(Collected data entries)
####
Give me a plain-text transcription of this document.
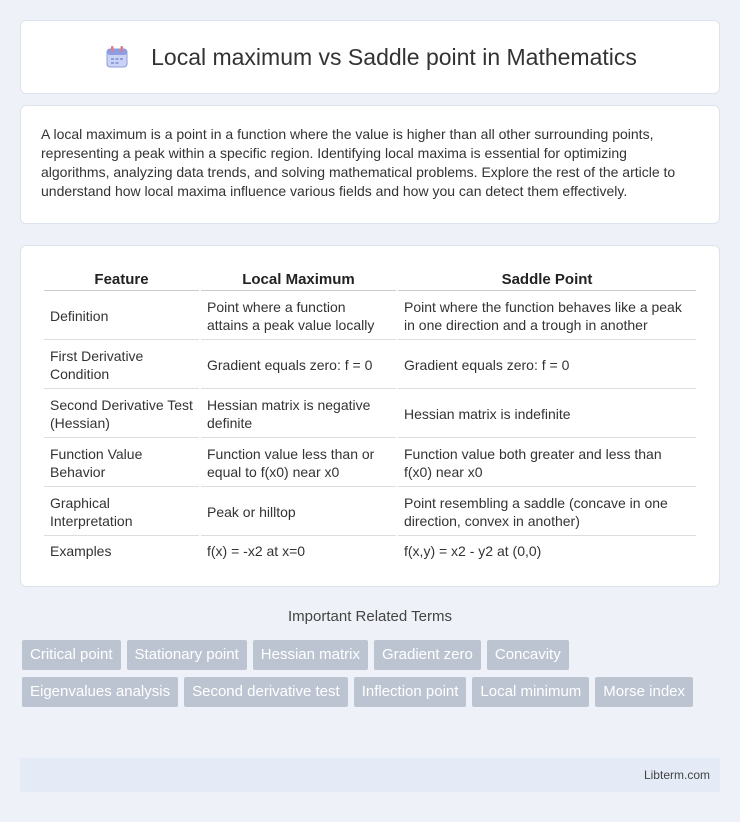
Local maximum vs Saddle point in Mathematics

A local maximum is a point in a function where the value is higher than all other surrounding points, representing a peak within a specific region. Identifying local maxima is essential for optimizing algorithms, analyzing data trends, and solving mathematical problems. Explore the rest of the article to understand how local maxima influence various fields and how you can detect them effectively.

Feature	Local Maximum	Saddle Point
Definition	Point where a function attains a peak value locally	Point where the function behaves like a peak in one direction and a trough in another
First Derivative Condition	Gradient equals zero: f = 0	Gradient equals zero: f = 0
Second Derivative Test (Hessian)	Hessian matrix is negative definite	Hessian matrix is indefinite
Function Value Behavior	Function value less than or equal to f(x0) near x0	Function value both greater and less than f(x0) near x0
Graphical Interpretation	Peak or hilltop	Point resembling a saddle (concave in one direction, convex in another)
Examples	f(x) = -x2 at x=0	f(x,y) = x2 - y2 at (0,0)
Important Related Terms
Critical point	Stationary point	Hessian matrix	Gradient zero	Concavity
Eigenvalues analysis	Second derivative test	Inflection point	Local minimum	Morse index
Libterm.com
####
WHAT IS BEING ASKED —
Write out each line of the data that holds the string "than".

SOLUTION TO THE EXERCISE —
A local maximum is a point in a function where the value is higher than all other surrounding points, representing a peak within a specific region. Identifying local maxima is essential for optimizing algorithms, analyzing data trends, and solving mathematical problems. Explore the rest of the article to understand how local maxima influence various fields and how you can detect them effectively.
Function Value Behavior	Function value less than or equal to f(x0) near x0	Function value both greater and less than f(x0) near x0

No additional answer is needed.